> [EXERCISE GOAL]: Return all lines in the material below that contain "What".

> [RECORDS FOR PROCESSING]:
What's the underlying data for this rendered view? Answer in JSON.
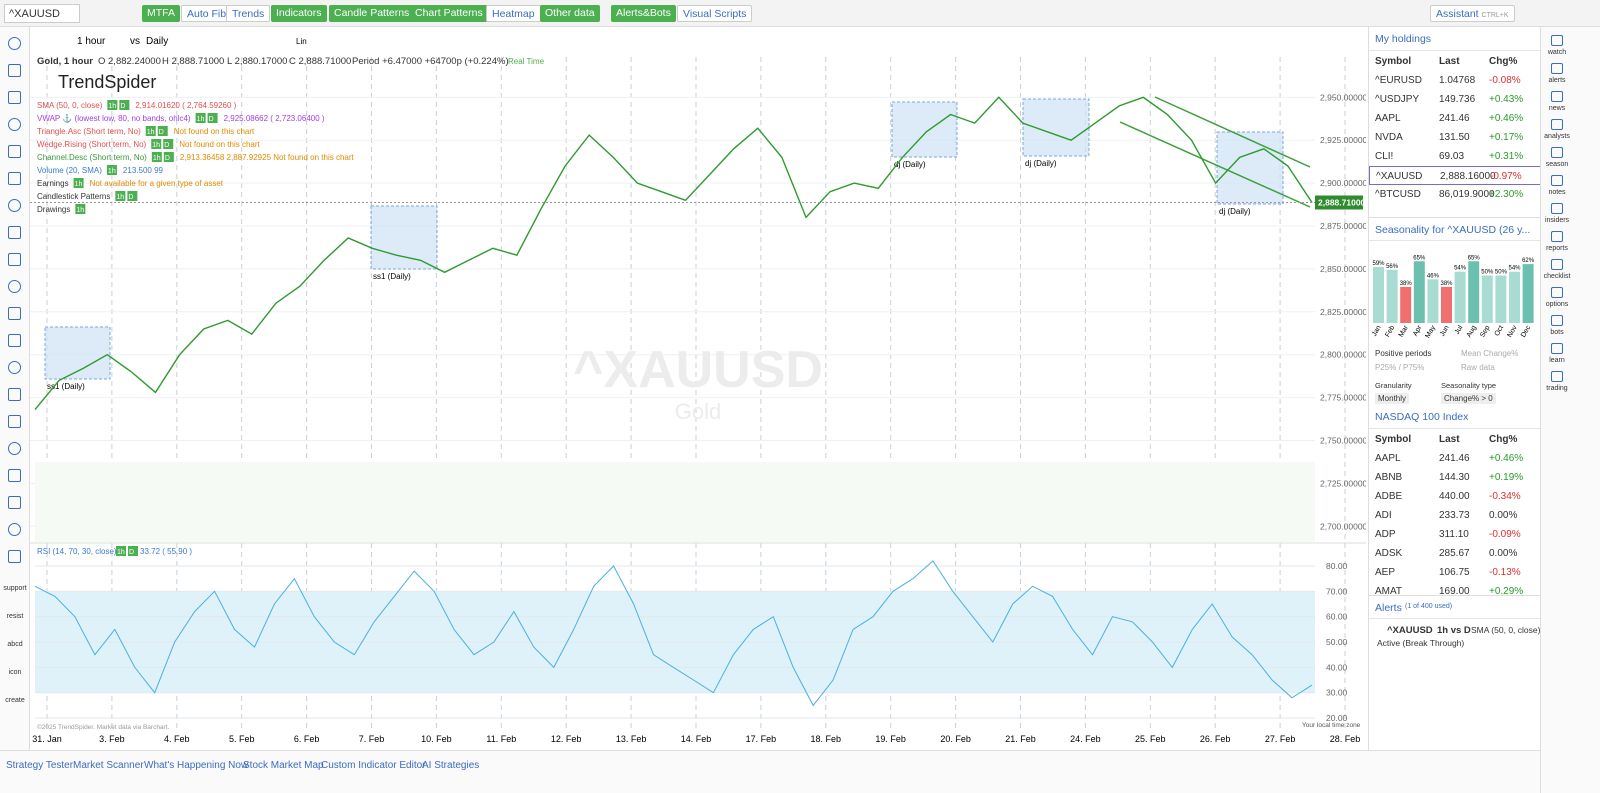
{
  "toolbar": {
    "symbol": "^XAUUSD",
    "buttons": [
      "MTFA",
      "Auto Fib",
      "Trends",
      "Indicators",
      "Candle Patterns",
      "Chart Patterns",
      "Heatmap",
      "Other data",
      "Alerts&Bots",
      "Visual Scripts"
    ],
    "assistant": "Assistant",
    "shortcut": "CTRL+K"
  },
  "sidebar": {
    "labels": [
      "support",
      "resist",
      "abcd",
      "icon",
      "create"
    ]
  },
  "chart": {
    "interval": "1 hour",
    "vs": "vs",
    "compare": "Daily",
    "scale": "Lin",
    "ohlc": [
      "Gold, 1 hour",
      "O 2,882.24000",
      "H 2,888.71000",
      "L 2,880.17000",
      "C 2,888.71000",
      "Period +6.47000 +64700p (+0.224%)",
      "Real Time"
    ],
    "logo": "TrendSpider",
    "legend": [
      {
        "text": "SMA (50, 0, close)",
        "tags": [
          "1h",
          "D"
        ],
        "extra": "2,914.01620 ( 2,764.59260 )",
        "color": "#e05050"
      },
      {
        "text": "VWAP ⚓ (lowest low, 80, no bands, ohlc4)",
        "tags": [
          "1h",
          "D"
        ],
        "extra": "2,925.08662 ( 2,723.06400 )",
        "color": "#a040e0"
      },
      {
        "text": "Triangle.Asc (Short term, No)",
        "tags": [
          "1h",
          "D"
        ],
        "extra": "Not found on this chart",
        "color": "#e05050"
      },
      {
        "text": "Wedge.Rising (Short term, No)",
        "tags": [
          "1h",
          "D"
        ],
        "extra": "Not found on this chart",
        "color": "#e05050"
      },
      {
        "text": "Channel.Desc (Short term, No)",
        "tags": [
          "1h",
          "D"
        ],
        "extra": "2,913.36458 2,887.92925   Not found on this chart",
        "color": "#3a9a3a"
      },
      {
        "text": "Volume (20, SMA)",
        "tags": [
          "1h"
        ],
        "extra": "213.500 99",
        "color": "#3a7ad0"
      },
      {
        "text": "Earnings",
        "tags": [
          "1h"
        ],
        "extra": "Not available for a given type of asset",
        "color": "#333333"
      },
      {
        "text": "Candlestick Patterns",
        "tags": [
          "1h",
          "D"
        ],
        "extra": "",
        "color": "#333333"
      },
      {
        "text": "Drawings",
        "tags": [
          "1h"
        ],
        "extra": "",
        "color": "#333333"
      }
    ],
    "watermark": "^XAUUSD",
    "watermark_sub": "Gold",
    "annotations": [
      "ss1 (Daily)",
      "ss1 (Daily)",
      "dj (Daily)",
      "dj (Daily)",
      "dj (Daily)"
    ],
    "price": {
      "ylim": [
        2692,
        2991
      ],
      "yticks": [
        {
          "value": 2950,
          "label": "2,950.00000"
        },
        {
          "value": 2925,
          "label": "2,925.00000"
        },
        {
          "value": 2900,
          "label": "2,900.00000"
        },
        {
          "value": 2875,
          "label": "2,875.00000"
        },
        {
          "value": 2850,
          "label": "2,850.00000"
        },
        {
          "value": 2825,
          "label": "2,825.00000"
        },
        {
          "value": 2800,
          "label": "2,800.00000"
        },
        {
          "value": 2775,
          "label": "2,775.00000"
        },
        {
          "value": 2750,
          "label": "2,750.00000"
        },
        {
          "value": 2725,
          "label": "2,725.00000"
        },
        {
          "value": 2700,
          "label": "2,700.00000"
        }
      ],
      "color": "#2e9a2e",
      "values": [
        2768,
        2785,
        2792,
        2800,
        2790,
        2778,
        2800,
        2815,
        2820,
        2812,
        2830,
        2840,
        2855,
        2868,
        2862,
        2858,
        2855,
        2848,
        2855,
        2862,
        2858,
        2885,
        2910,
        2928,
        2915,
        2900,
        2895,
        2890,
        2905,
        2920,
        2932,
        2915,
        2880,
        2895,
        2900,
        2897,
        2915,
        2930,
        2940,
        2935,
        2950,
        2935,
        2930,
        2925,
        2935,
        2945,
        2950,
        2940,
        2925,
        2900,
        2915,
        2920,
        2910,
        2888.71
      ],
      "last": {
        "value": 2888.71,
        "label": "2,888.71000"
      }
    },
    "rsi": {
      "label": "RSI (14, 70, 30, close)",
      "tags": [
        "1h",
        "D"
      ],
      "readout": "33.72 ( 55.90 )",
      "ylim": [
        14.5,
        87.5
      ],
      "yticks": [
        {
          "value": 80,
          "label": "80.00"
        },
        {
          "value": 70,
          "label": "70.00"
        },
        {
          "value": 60,
          "label": "60.00"
        },
        {
          "value": 50,
          "label": "50.00"
        },
        {
          "value": 40,
          "label": "40.00"
        },
        {
          "value": 30,
          "label": "30.00"
        },
        {
          "value": 20,
          "label": "20.00"
        }
      ],
      "bands": [
        30,
        70
      ],
      "color": "#4ab0e0",
      "values": [
        72,
        68,
        60,
        45,
        55,
        40,
        30,
        50,
        62,
        70,
        55,
        48,
        65,
        75,
        60,
        50,
        45,
        58,
        68,
        78,
        70,
        55,
        45,
        50,
        62,
        48,
        40,
        55,
        72,
        80,
        65,
        45,
        40,
        35,
        30,
        45,
        55,
        60,
        40,
        25,
        35,
        55,
        60,
        70,
        75,
        82,
        70,
        60,
        50,
        65,
        72,
        68,
        55,
        45,
        60,
        58,
        50,
        40,
        55,
        65,
        52,
        45,
        35,
        28,
        33
      ]
    },
    "dates": [
      "31. Jan",
      "3. Feb",
      "4. Feb",
      "5. Feb",
      "6. Feb",
      "7. Feb",
      "10. Feb",
      "11. Feb",
      "12. Feb",
      "13. Feb",
      "14. Feb",
      "17. Feb",
      "18. Feb",
      "19. Feb",
      "20. Feb",
      "21. Feb",
      "24. Feb",
      "25. Feb",
      "26. Feb",
      "27. Feb",
      "28. Feb"
    ],
    "copyright": "©2025 TrendSpider. Market data via Barchart.",
    "timezone": "Your local time zone"
  },
  "holdings": {
    "title": "My holdings",
    "columns": [
      "Symbol",
      "Last",
      "Chg%"
    ],
    "rows": [
      [
        "^EURUSD",
        "1.04768",
        "-0.08%"
      ],
      [
        "^USDJPY",
        "149.736",
        "+0.43%"
      ],
      [
        "AAPL",
        "241.46",
        "+0.46%"
      ],
      [
        "NVDA",
        "131.50",
        "+0.17%"
      ],
      [
        "CLI!",
        "69.03",
        "+0.31%"
      ],
      [
        "^XAUUSD",
        "2,888.16000",
        "-0.97%"
      ],
      [
        "^BTCUSD",
        "86,019.9000",
        "+2.30%"
      ]
    ]
  },
  "seasonality": {
    "title": "Seasonality for ^XAUUSD (26 y...",
    "categories": [
      "Jan",
      "Feb",
      "Mar",
      "Apr",
      "May",
      "Jun",
      "Jul",
      "Aug",
      "Sep",
      "Oct",
      "Nov",
      "Dec"
    ],
    "values": [
      59,
      56,
      38,
      65,
      46,
      38,
      54,
      65,
      50,
      50,
      54,
      62
    ],
    "value_labels": [
      "59%",
      "56%",
      "38%",
      "65%",
      "46%",
      "38%",
      "54%",
      "65%",
      "50%",
      "50%",
      "54%",
      "62%"
    ],
    "legend": [
      "Positive periods",
      "Mean Change%",
      "P25% / P75%",
      "Raw data"
    ],
    "controls": [
      "Granularity",
      "Seasonality type"
    ],
    "control_values": [
      "Monthly",
      "Change% > 0"
    ]
  },
  "nasdaq": {
    "title": "NASDAQ 100 Index",
    "columns": [
      "Symbol",
      "Last",
      "Chg%"
    ],
    "rows": [
      [
        "AAPL",
        "241.46",
        "+0.46%"
      ],
      [
        "ABNB",
        "144.30",
        "+0.19%"
      ],
      [
        "ADBE",
        "440.00",
        "-0.34%"
      ],
      [
        "ADI",
        "233.73",
        "0.00%"
      ],
      [
        "ADP",
        "311.10",
        "-0.09%"
      ],
      [
        "ADSK",
        "285.67",
        "0.00%"
      ],
      [
        "AEP",
        "106.75",
        "-0.13%"
      ],
      [
        "AMAT",
        "169.00",
        "+0.29%"
      ]
    ]
  },
  "alerts": {
    "title": "Alerts",
    "count": "(1 of 400 used)",
    "symbol": "^XAUUSD",
    "mode": "1h vs D",
    "condition": "SMA (50, 0, close)",
    "status": "Active (Break Through)"
  },
  "right_icons": [
    "watch",
    "alerts",
    "news",
    "analysts",
    "season",
    "notes",
    "insiders",
    "reports",
    "checklist",
    "options",
    "bots",
    "learn",
    "trading"
  ],
  "bottom": [
    "Strategy Tester",
    "Market Scanner",
    "What's Happening Now",
    "Stock Market Map",
    "Custom Indicator Editor",
    "AI Strategies"
  ]
}
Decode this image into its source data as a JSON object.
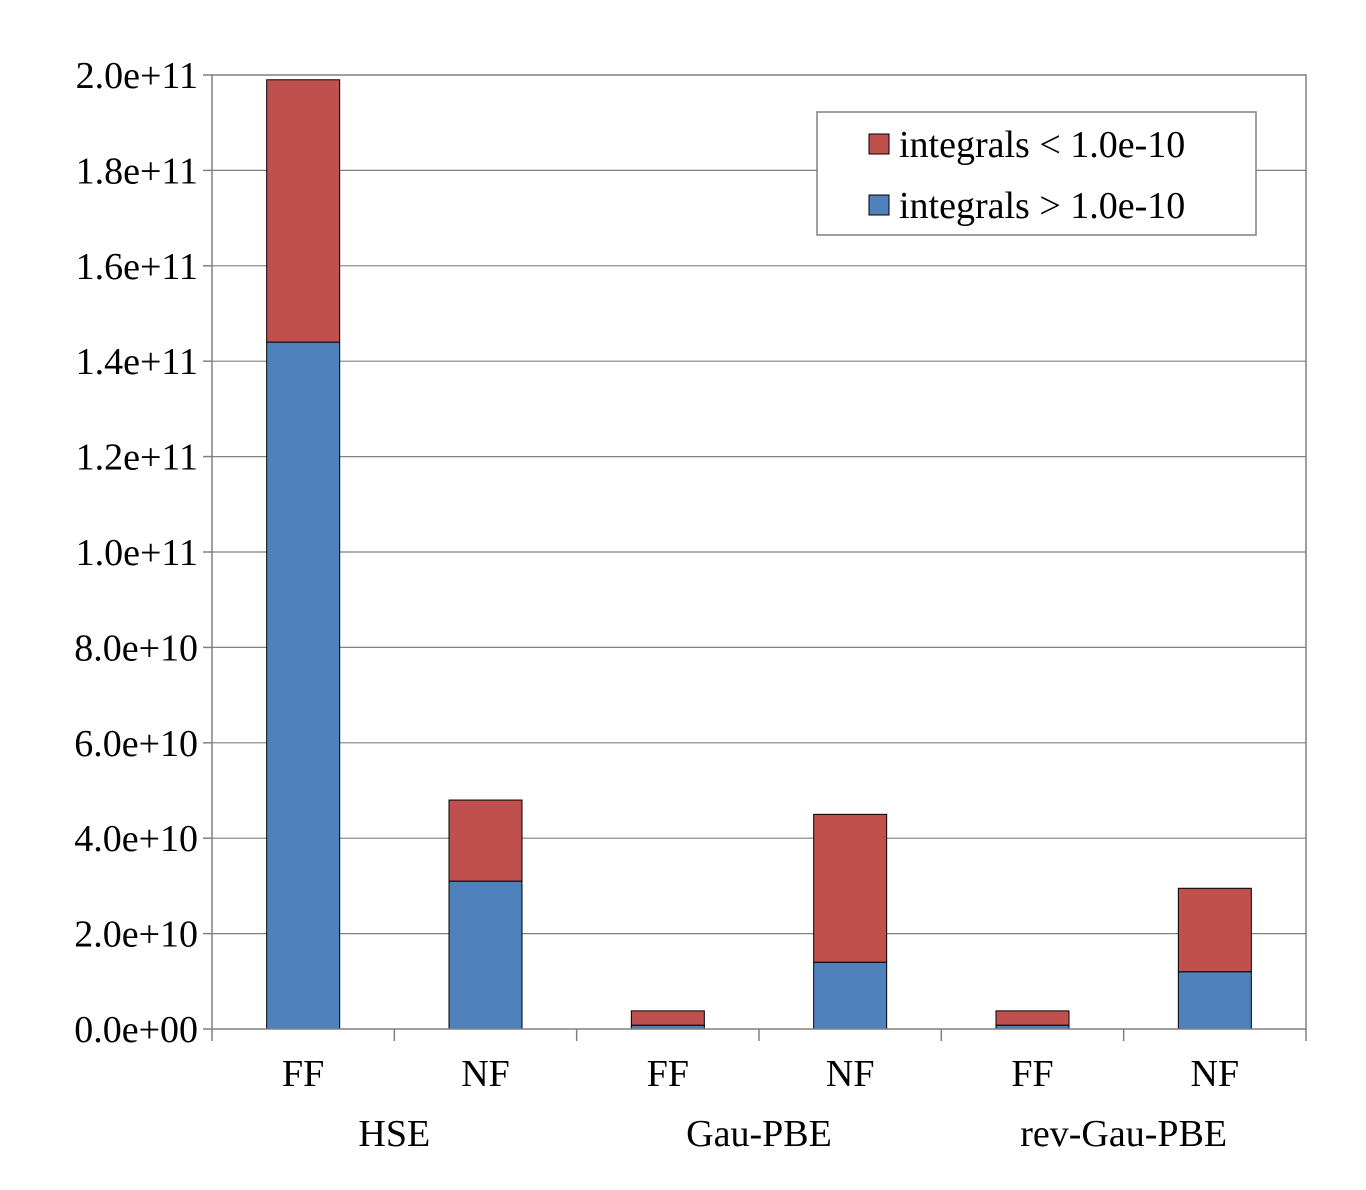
{
  "chart_data": {
    "type": "bar",
    "stacked": true,
    "categories": [
      "FF",
      "NF",
      "FF",
      "NF",
      "FF",
      "NF"
    ],
    "groups": [
      {
        "label": "HSE",
        "categories": [
          "FF",
          "NF"
        ]
      },
      {
        "label": "Gau-PBE",
        "categories": [
          "FF",
          "NF"
        ]
      },
      {
        "label": "rev-Gau-PBE",
        "categories": [
          "FF",
          "NF"
        ]
      }
    ],
    "series": [
      {
        "name": "integrals > 1.0e-10",
        "color": "#4F81BD",
        "values": [
          144000000000.0,
          31000000000.0,
          800000000.0,
          14000000000.0,
          800000000.0,
          12000000000.0
        ]
      },
      {
        "name": "integrals < 1.0e-10",
        "color": "#C0504D",
        "values": [
          55000000000.0,
          17000000000.0,
          3000000000.0,
          31000000000.0,
          3000000000.0,
          17500000000.0
        ]
      }
    ],
    "yticks": [
      "0.0e+00",
      "2.0e+10",
      "4.0e+10",
      "6.0e+10",
      "8.0e+10",
      "1.0e+11",
      "1.2e+11",
      "1.4e+11",
      "1.6e+11",
      "1.8e+11",
      "2.0e+11"
    ],
    "ylim": [
      0,
      200000000000.0
    ],
    "ystep": 20000000000.0,
    "legend": {
      "placement": "top-right",
      "order": [
        "integrals < 1.0e-10",
        "integrals > 1.0e-10"
      ]
    },
    "grid": true,
    "title": "",
    "xlabel": "",
    "ylabel": ""
  }
}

> [EXPECTED ANSWER]:
What's the underlying data for this rendered view? Answer in JSON.
    "What's Happening Now",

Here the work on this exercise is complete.